- _What is expected_
Render every entry verbatim.
'''
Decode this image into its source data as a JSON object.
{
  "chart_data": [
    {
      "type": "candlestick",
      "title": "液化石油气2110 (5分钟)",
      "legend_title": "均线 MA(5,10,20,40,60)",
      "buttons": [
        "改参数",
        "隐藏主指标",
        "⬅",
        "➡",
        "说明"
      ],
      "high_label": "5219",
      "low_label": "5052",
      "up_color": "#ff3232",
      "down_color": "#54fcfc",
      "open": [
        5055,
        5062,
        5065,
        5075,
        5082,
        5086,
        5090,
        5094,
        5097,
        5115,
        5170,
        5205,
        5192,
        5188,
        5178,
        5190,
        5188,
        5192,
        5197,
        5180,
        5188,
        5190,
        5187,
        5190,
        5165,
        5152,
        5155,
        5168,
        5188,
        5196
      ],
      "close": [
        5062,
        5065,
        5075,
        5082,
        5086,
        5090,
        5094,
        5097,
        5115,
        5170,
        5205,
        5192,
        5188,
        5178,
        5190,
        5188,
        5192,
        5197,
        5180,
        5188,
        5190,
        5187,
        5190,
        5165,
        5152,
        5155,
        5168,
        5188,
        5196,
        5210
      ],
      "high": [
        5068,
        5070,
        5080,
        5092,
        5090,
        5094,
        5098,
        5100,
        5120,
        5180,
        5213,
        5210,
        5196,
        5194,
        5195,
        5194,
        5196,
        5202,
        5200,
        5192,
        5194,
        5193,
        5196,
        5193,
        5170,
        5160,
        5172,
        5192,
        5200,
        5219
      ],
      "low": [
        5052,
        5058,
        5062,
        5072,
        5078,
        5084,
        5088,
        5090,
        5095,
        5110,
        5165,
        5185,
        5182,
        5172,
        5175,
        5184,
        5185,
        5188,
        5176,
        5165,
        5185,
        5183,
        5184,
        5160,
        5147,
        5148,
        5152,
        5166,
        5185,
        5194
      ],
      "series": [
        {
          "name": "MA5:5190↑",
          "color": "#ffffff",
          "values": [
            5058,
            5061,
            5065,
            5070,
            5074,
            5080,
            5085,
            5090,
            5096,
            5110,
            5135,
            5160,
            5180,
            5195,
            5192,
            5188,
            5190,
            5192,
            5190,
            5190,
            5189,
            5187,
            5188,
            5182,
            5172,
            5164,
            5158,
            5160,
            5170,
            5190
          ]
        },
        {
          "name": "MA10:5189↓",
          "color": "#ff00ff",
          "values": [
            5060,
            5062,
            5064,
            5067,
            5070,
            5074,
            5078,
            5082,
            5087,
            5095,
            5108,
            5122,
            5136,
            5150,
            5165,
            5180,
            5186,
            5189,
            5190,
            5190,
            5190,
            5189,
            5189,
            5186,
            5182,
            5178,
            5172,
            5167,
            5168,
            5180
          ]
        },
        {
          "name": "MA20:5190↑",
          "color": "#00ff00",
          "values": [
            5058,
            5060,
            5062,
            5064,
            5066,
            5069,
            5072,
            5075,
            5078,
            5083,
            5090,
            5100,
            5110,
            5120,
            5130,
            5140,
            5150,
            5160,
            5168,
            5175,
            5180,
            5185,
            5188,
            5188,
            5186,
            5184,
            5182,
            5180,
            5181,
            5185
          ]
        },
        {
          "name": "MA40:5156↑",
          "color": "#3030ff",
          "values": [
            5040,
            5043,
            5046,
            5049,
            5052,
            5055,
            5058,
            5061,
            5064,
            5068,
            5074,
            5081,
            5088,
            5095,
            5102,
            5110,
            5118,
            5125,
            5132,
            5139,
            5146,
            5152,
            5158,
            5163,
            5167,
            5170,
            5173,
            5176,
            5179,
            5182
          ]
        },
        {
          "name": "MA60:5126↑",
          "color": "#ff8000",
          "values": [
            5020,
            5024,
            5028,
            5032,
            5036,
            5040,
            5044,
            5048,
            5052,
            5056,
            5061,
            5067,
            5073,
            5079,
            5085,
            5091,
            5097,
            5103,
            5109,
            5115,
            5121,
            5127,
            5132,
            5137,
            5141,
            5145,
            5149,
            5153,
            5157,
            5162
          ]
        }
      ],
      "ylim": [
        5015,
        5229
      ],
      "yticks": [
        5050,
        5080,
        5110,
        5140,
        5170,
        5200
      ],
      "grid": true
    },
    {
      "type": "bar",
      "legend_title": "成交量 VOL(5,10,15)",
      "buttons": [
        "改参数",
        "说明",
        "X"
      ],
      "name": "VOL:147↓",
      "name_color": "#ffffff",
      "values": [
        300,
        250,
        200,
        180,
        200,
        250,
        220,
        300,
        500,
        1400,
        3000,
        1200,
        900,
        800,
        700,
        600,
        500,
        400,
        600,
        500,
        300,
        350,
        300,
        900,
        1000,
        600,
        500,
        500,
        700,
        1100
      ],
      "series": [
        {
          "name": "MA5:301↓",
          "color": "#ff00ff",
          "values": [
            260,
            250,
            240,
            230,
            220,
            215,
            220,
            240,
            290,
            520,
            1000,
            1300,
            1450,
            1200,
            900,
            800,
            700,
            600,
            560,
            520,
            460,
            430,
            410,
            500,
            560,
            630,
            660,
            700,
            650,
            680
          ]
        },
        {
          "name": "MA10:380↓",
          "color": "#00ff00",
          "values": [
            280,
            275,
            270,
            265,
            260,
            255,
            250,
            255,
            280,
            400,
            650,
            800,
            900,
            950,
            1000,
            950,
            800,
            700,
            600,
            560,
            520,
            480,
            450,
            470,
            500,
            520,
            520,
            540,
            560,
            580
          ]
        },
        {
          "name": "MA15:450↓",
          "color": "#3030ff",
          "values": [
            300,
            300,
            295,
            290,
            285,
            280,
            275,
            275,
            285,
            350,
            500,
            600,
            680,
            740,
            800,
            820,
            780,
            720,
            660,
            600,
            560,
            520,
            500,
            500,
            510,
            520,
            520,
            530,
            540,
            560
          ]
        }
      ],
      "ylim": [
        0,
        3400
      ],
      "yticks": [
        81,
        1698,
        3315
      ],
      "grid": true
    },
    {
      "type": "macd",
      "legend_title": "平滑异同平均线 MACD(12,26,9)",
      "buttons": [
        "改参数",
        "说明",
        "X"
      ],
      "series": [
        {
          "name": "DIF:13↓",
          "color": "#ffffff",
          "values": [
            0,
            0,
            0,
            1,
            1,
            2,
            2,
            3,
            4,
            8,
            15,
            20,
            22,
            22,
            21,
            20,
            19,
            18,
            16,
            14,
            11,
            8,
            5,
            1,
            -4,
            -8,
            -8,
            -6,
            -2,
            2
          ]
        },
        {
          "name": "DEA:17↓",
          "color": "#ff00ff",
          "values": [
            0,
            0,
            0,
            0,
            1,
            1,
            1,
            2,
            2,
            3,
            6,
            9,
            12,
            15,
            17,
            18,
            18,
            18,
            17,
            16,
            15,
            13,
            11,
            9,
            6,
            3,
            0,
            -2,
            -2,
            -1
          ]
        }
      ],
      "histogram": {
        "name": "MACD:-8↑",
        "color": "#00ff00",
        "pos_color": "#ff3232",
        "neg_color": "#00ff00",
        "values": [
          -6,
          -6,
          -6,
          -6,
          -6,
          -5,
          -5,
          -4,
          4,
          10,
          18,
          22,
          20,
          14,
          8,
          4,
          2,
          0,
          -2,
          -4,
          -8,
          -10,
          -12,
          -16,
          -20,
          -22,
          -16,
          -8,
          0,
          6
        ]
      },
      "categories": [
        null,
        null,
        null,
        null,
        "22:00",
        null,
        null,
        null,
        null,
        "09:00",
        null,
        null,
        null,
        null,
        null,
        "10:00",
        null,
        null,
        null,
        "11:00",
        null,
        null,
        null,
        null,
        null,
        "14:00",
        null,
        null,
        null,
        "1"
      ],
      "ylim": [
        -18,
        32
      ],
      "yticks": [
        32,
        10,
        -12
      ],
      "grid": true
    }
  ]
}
'''
- _Solution to this task_
Decode this image into its source data as a JSON object.
{
  "chart_data": [
    {
      "type": "candlestick",
      "title": "液化石油气2110 (5分钟)",
      "legend_title": "均线 MA(5,10,20,40,60)",
      "buttons": [
        "改参数",
        "隐藏主指标",
        "⬅",
        "➡",
        "说明"
      ],
      "high_label": "5219",
      "low_label": "5052",
      "up_color": "#ff3232",
      "down_color": "#54fcfc",
      "open": [
        5055,
        5062,
        5065,
        5075,
        5082,
        5086,
        5090,
        5094,
        5097,
        5115,
        5170,
        5205,
        5192,
        5188,
        5178,
        5190,
        5188,
        5192,
        5197,
        5180,
        5188,
        5190,
        5187,
        5190,
        5165,
        5152,
        5155,
        5168,
        5188,
        5196
      ],
      "close": [
        5062,
        5065,
        5075,
        5082,
        5086,
        5090,
        5094,
        5097,
        5115,
        5170,
        5205,
        5192,
        5188,
        5178,
        5190,
        5188,
        5192,
        5197,
        5180,
        5188,
        5190,
        5187,
        5190,
        5165,
        5152,
        5155,
        5168,
        5188,
        5196,
        5210
      ],
      "high": [
        5068,
        5070,
        5080,
        5092,
        5090,
        5094,
        5098,
        5100,
        5120,
        5180,
        5213,
        5210,
        5196,
        5194,
        5195,
        5194,
        5196,
        5202,
        5200,
        5192,
        5194,
        5193,
        5196,
        5193,
        5170,
        5160,
        5172,
        5192,
        5200,
        5219
      ],
      "low": [
        5052,
        5058,
        5062,
        5072,
        5078,
        5084,
        5088,
        5090,
        5095,
        5110,
        5165,
        5185,
        5182,
        5172,
        5175,
        5184,
        5185,
        5188,
        5176,
        5165,
        5185,
        5183,
        5184,
        5160,
        5147,
        5148,
        5152,
        5166,
        5185,
        5194
      ],
      "series": [
        {
          "name": "MA5:5190↑",
          "color": "#ffffff",
          "values": [
            5058,
            5061,
            5065,
            5070,
            5074,
            5080,
            5085,
            5090,
            5096,
            5110,
            5135,
            5160,
            5180,
            5195,
            5192,
            5188,
            5190,
            5192,
            5190,
            5190,
            5189,
            5187,
            5188,
            5182,
            5172,
            5164,
            5158,
            5160,
            5170,
            5190
          ]
        },
        {
          "name": "MA10:5189↓",
          "color": "#ff00ff",
          "values": [
            5060,
            5062,
            5064,
            5067,
            5070,
            5074,
            5078,
            5082,
            5087,
            5095,
            5108,
            5122,
            5136,
            5150,
            5165,
            5180,
            5186,
            5189,
            5190,
            5190,
            5190,
            5189,
            5189,
            5186,
            5182,
            5178,
            5172,
            5167,
            5168,
            5180
          ]
        },
        {
          "name": "MA20:5190↑",
          "color": "#00ff00",
          "values": [
            5058,
            5060,
            5062,
            5064,
            5066,
            5069,
            5072,
            5075,
            5078,
            5083,
            5090,
            5100,
            5110,
            5120,
            5130,
            5140,
            5150,
            5160,
            5168,
            5175,
            5180,
            5185,
            5188,
            5188,
            5186,
            5184,
            5182,
            5180,
            5181,
            5185
          ]
        },
        {
          "name": "MA40:5156↑",
          "color": "#3030ff",
          "values": [
            5040,
            5043,
            5046,
            5049,
            5052,
            5055,
            5058,
            5061,
            5064,
            5068,
            5074,
            5081,
            5088,
            5095,
            5102,
            5110,
            5118,
            5125,
            5132,
            5139,
            5146,
            5152,
            5158,
            5163,
            5167,
            5170,
            5173,
            5176,
            5179,
            5182
          ]
        },
        {
          "name": "MA60:5126↑",
          "color": "#ff8000",
          "values": [
            5020,
            5024,
            5028,
            5032,
            5036,
            5040,
            5044,
            5048,
            5052,
            5056,
            5061,
            5067,
            5073,
            5079,
            5085,
            5091,
            5097,
            5103,
            5109,
            5115,
            5121,
            5127,
            5132,
            5137,
            5141,
            5145,
            5149,
            5153,
            5157,
            5162
          ]
        }
      ],
      "ylim": [
        5015,
        5229
      ],
      "yticks": [
        5050,
        5080,
        5110,
        5140,
        5170,
        5200
      ],
      "grid": true
    },
    {
      "type": "bar",
      "legend_title": "成交量 VOL(5,10,15)",
      "buttons": [
        "改参数",
        "说明",
        "X"
      ],
      "name": "VOL:147↓",
      "name_color": "#ffffff",
      "values": [
        300,
        250,
        200,
        180,
        200,
        250,
        220,
        300,
        500,
        1400,
        3000,
        1200,
        900,
        800,
        700,
        600,
        500,
        400,
        600,
        500,
        300,
        350,
        300,
        900,
        1000,
        600,
        500,
        500,
        700,
        1100
      ],
      "series": [
        {
          "name": "MA5:301↓",
          "color": "#ff00ff",
          "values": [
            260,
            250,
            240,
            230,
            220,
            215,
            220,
            240,
            290,
            520,
            1000,
            1300,
            1450,
            1200,
            900,
            800,
            700,
            600,
            560,
            520,
            460,
            430,
            410,
            500,
            560,
            630,
            660,
            700,
            650,
            680
          ]
        },
        {
          "name": "MA10:380↓",
          "color": "#00ff00",
          "values": [
            280,
            275,
            270,
            265,
            260,
            255,
            250,
            255,
            280,
            400,
            650,
            800,
            900,
            950,
            1000,
            950,
            800,
            700,
            600,
            560,
            520,
            480,
            450,
            470,
            500,
            520,
            520,
            540,
            560,
            580
          ]
        },
        {
          "name": "MA15:450↓",
          "color": "#3030ff",
          "values": [
            300,
            300,
            295,
            290,
            285,
            280,
            275,
            275,
            285,
            350,
            500,
            600,
            680,
            740,
            800,
            820,
            780,
            720,
            660,
            600,
            560,
            520,
            500,
            500,
            510,
            520,
            520,
            530,
            540,
            560
          ]
        }
      ],
      "ylim": [
        0,
        3400
      ],
      "yticks": [
        81,
        1698,
        3315
      ],
      "grid": true
    },
    {
      "type": "macd",
      "legend_title": "平滑异同平均线 MACD(12,26,9)",
      "buttons": [
        "改参数",
        "说明",
        "X"
      ],
      "series": [
        {
          "name": "DIF:13↓",
          "color": "#ffffff",
          "values": [
            0,
            0,
            0,
            1,
            1,
            2,
            2,
            3,
            4,
            8,
            15,
            20,
            22,
            22,
            21,
            20,
            19,
            18,
            16,
            14,
            11,
            8,
            5,
            1,
            -4,
            -8,
            -8,
            -6,
            -2,
            2
          ]
        },
        {
          "name": "DEA:17↓",
          "color": "#ff00ff",
          "values": [
            0,
            0,
            0,
            0,
            1,
            1,
            1,
            2,
            2,
            3,
            6,
            9,
            12,
            15,
            17,
            18,
            18,
            18,
            17,
            16,
            15,
            13,
            11,
            9,
            6,
            3,
            0,
            -2,
            -2,
            -1
          ]
        }
      ],
      "histogram": {
        "name": "MACD:-8↑",
        "color": "#00ff00",
        "pos_color": "#ff3232",
        "neg_color": "#00ff00",
        "values": [
          -6,
          -6,
          -6,
          -6,
          -6,
          -5,
          -5,
          -4,
          4,
          10,
          18,
          22,
          20,
          14,
          8,
          4,
          2,
          0,
          -2,
          -4,
          -8,
          -10,
          -12,
          -16,
          -20,
          -22,
          -16,
          -8,
          0,
          6
        ]
      },
      "categories": [
        null,
        null,
        null,
        null,
        "22:00",
        null,
        null,
        null,
        null,
        "09:00",
        null,
        null,
        null,
        null,
        null,
        "10:00",
        null,
        null,
        null,
        "11:00",
        null,
        null,
        null,
        null,
        null,
        "14:00",
        null,
        null,
        null,
        "1"
      ],
      "ylim": [
        -18,
        32
      ],
      "yticks": [
        32,
        10,
        -12
      ],
      "grid": true
    }
  ]
}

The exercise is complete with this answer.